— start of Raw data —

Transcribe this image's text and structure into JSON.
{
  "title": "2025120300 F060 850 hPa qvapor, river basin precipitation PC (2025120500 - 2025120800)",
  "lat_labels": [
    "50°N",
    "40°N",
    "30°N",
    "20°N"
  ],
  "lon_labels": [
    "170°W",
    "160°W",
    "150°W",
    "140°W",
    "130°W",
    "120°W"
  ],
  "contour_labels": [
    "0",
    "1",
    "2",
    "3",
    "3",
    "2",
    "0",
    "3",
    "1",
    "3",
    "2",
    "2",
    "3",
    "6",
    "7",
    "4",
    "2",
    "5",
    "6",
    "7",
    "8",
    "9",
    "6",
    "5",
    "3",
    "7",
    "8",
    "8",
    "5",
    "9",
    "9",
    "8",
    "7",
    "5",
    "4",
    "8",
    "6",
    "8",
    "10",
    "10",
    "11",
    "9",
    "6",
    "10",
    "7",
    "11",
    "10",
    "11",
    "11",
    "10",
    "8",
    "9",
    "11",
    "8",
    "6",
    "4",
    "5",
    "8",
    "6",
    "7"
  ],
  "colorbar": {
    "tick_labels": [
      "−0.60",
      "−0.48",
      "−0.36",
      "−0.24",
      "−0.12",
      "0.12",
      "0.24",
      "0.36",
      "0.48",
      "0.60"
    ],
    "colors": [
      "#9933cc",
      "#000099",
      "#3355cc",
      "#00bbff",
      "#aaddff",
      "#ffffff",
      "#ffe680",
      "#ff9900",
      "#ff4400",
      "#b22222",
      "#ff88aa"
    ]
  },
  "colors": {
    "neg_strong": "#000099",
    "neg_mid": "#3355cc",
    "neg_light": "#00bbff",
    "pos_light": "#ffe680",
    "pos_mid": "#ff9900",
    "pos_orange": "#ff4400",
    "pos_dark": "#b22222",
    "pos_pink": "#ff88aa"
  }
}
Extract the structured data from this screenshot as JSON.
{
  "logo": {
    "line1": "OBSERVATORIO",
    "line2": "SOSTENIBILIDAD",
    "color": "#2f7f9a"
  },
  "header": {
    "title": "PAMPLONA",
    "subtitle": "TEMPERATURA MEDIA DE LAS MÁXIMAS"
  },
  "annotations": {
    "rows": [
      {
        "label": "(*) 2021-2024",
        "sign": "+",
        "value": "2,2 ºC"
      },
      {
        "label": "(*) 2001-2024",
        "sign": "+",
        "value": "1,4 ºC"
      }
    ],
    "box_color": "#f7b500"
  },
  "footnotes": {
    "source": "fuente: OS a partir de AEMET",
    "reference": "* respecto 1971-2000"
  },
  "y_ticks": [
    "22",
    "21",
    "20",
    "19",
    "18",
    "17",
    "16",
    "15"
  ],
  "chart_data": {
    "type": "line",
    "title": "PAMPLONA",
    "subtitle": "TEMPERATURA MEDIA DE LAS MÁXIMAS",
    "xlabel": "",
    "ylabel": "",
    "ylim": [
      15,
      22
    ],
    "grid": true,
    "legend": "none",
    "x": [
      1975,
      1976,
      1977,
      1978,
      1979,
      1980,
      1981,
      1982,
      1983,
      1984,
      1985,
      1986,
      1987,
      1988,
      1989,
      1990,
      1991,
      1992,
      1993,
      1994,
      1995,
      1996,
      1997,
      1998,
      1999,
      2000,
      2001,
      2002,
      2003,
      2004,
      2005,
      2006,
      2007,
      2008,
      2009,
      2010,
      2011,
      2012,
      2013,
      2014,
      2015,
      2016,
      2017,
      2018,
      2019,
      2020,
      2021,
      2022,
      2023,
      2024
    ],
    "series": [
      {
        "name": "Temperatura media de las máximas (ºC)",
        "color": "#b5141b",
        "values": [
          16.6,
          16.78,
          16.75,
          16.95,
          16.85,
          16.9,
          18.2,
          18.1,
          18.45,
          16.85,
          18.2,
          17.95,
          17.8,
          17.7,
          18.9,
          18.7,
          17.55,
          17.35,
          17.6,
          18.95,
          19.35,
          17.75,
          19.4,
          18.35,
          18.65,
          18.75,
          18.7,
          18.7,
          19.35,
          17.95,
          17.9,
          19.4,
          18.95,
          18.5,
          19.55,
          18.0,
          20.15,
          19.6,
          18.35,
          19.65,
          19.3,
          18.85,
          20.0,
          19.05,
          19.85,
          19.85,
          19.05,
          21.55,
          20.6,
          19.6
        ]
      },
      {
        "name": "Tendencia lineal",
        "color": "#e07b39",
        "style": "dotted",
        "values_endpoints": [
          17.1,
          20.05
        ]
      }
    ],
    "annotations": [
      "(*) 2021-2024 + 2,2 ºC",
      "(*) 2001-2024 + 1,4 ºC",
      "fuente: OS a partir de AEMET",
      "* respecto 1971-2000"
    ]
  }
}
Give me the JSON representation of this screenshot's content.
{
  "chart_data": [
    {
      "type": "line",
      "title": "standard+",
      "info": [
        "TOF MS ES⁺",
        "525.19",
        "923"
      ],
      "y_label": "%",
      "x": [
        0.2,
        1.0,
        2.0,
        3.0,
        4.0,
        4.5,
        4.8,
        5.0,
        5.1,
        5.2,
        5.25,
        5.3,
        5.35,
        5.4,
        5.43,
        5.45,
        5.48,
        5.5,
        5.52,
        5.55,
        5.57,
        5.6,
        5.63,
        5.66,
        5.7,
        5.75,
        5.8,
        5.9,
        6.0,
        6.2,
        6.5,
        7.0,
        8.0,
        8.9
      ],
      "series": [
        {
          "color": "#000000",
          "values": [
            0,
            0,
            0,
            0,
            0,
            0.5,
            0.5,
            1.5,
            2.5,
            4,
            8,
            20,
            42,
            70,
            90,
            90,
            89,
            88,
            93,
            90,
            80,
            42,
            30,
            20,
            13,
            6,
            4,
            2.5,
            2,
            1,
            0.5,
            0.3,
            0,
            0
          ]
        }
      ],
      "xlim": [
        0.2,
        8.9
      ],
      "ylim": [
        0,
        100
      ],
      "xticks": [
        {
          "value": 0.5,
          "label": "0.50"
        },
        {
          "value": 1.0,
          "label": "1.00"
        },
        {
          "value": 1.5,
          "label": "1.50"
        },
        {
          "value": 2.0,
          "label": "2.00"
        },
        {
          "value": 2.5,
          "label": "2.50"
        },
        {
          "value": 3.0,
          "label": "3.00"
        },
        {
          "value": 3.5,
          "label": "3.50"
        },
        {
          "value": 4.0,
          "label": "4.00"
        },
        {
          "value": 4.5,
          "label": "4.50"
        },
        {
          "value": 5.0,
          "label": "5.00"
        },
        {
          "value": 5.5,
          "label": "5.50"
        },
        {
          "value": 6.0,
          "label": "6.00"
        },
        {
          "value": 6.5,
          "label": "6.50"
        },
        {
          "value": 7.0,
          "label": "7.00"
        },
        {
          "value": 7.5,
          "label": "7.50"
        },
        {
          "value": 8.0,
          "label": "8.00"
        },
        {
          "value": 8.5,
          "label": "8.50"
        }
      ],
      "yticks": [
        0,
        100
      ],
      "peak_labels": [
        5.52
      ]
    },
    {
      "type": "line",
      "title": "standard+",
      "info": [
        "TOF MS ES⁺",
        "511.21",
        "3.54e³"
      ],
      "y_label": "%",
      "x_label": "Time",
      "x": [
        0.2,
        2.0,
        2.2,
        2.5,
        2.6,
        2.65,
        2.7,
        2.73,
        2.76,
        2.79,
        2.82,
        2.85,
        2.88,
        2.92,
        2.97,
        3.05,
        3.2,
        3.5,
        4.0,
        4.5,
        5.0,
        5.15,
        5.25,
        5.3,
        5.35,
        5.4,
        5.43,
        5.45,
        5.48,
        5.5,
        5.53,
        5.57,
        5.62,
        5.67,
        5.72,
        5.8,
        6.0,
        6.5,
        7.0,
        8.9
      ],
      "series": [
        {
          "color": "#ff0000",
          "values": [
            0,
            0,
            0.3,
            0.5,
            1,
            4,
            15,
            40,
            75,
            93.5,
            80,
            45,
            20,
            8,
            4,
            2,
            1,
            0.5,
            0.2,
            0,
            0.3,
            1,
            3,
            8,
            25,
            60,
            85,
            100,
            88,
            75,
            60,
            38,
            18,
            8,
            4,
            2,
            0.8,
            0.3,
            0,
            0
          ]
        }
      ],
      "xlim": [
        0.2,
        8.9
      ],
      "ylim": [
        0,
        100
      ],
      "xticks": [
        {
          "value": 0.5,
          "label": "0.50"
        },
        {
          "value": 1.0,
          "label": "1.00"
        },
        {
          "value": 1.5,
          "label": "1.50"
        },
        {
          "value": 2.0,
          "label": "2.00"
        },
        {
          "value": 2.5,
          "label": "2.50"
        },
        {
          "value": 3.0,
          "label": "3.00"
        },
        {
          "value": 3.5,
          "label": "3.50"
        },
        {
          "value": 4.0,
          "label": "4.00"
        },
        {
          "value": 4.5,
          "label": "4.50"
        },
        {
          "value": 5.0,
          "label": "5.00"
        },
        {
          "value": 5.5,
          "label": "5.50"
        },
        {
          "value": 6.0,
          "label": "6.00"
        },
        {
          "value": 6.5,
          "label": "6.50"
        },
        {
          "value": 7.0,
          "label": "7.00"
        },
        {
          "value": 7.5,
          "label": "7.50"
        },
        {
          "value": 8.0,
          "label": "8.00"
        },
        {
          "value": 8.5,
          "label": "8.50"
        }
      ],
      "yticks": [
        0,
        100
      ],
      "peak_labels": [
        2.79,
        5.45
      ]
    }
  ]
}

— end of Raw data —

▶ Written task: Copy out every line of the data that includes the word "fuente".

▶ Response to this exercise:
    "source": "fuente: OS a partir de AEMET",
      "fuente: OS a partir de AEMET",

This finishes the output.